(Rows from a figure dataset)
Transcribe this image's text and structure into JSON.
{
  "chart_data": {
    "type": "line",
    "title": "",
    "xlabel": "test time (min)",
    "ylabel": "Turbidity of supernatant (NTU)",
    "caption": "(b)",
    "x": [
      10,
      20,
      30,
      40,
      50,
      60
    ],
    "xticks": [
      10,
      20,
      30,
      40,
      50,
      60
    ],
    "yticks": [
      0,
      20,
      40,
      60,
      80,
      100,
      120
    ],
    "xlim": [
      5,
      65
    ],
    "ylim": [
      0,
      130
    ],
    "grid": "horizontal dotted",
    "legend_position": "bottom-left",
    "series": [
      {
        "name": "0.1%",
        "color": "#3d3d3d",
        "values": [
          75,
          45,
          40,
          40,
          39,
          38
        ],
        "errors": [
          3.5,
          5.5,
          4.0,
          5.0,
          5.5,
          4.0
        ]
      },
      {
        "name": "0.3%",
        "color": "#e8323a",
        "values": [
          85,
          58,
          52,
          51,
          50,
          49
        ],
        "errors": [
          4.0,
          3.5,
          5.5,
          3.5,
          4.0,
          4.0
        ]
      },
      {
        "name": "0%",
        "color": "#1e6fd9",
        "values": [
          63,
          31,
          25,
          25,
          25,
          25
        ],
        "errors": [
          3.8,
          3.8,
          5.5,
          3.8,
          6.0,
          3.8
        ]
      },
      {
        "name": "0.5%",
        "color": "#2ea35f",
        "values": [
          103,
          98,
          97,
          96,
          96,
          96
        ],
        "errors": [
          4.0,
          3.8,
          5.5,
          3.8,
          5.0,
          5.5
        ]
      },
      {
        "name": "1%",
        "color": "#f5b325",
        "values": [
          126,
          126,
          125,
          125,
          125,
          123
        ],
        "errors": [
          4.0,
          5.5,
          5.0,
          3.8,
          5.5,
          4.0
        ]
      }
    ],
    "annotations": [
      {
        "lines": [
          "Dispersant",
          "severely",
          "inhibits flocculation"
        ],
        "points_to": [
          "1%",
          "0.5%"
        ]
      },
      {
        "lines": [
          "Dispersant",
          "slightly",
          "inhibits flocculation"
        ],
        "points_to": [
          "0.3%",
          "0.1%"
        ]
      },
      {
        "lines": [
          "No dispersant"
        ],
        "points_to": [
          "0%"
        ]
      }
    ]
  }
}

**Stated exercise:**
Repeat all of the records above exactly as they appear.

**Exercise output:**
Transcribe this image's text and structure into JSON.
{
  "chart_data": {
    "type": "line",
    "title": "",
    "xlabel": "test time (min)",
    "ylabel": "Turbidity of supernatant (NTU)",
    "caption": "(b)",
    "x": [
      10,
      20,
      30,
      40,
      50,
      60
    ],
    "xticks": [
      10,
      20,
      30,
      40,
      50,
      60
    ],
    "yticks": [
      0,
      20,
      40,
      60,
      80,
      100,
      120
    ],
    "xlim": [
      5,
      65
    ],
    "ylim": [
      0,
      130
    ],
    "grid": "horizontal dotted",
    "legend_position": "bottom-left",
    "series": [
      {
        "name": "0.1%",
        "color": "#3d3d3d",
        "values": [
          75,
          45,
          40,
          40,
          39,
          38
        ],
        "errors": [
          3.5,
          5.5,
          4.0,
          5.0,
          5.5,
          4.0
        ]
      },
      {
        "name": "0.3%",
        "color": "#e8323a",
        "values": [
          85,
          58,
          52,
          51,
          50,
          49
        ],
        "errors": [
          4.0,
          3.5,
          5.5,
          3.5,
          4.0,
          4.0
        ]
      },
      {
        "name": "0%",
        "color": "#1e6fd9",
        "values": [
          63,
          31,
          25,
          25,
          25,
          25
        ],
        "errors": [
          3.8,
          3.8,
          5.5,
          3.8,
          6.0,
          3.8
        ]
      },
      {
        "name": "0.5%",
        "color": "#2ea35f",
        "values": [
          103,
          98,
          97,
          96,
          96,
          96
        ],
        "errors": [
          4.0,
          3.8,
          5.5,
          3.8,
          5.0,
          5.5
        ]
      },
      {
        "name": "1%",
        "color": "#f5b325",
        "values": [
          126,
          126,
          125,
          125,
          125,
          123
        ],
        "errors": [
          4.0,
          5.5,
          5.0,
          3.8,
          5.5,
          4.0
        ]
      }
    ],
    "annotations": [
      {
        "lines": [
          "Dispersant",
          "severely",
          "inhibits flocculation"
        ],
        "points_to": [
          "1%",
          "0.5%"
        ]
      },
      {
        "lines": [
          "Dispersant",
          "slightly",
          "inhibits flocculation"
        ],
        "points_to": [
          "0.3%",
          "0.1%"
        ]
      },
      {
        "lines": [
          "No dispersant"
        ],
        "points_to": [
          "0%"
        ]
      }
    ]
  }
}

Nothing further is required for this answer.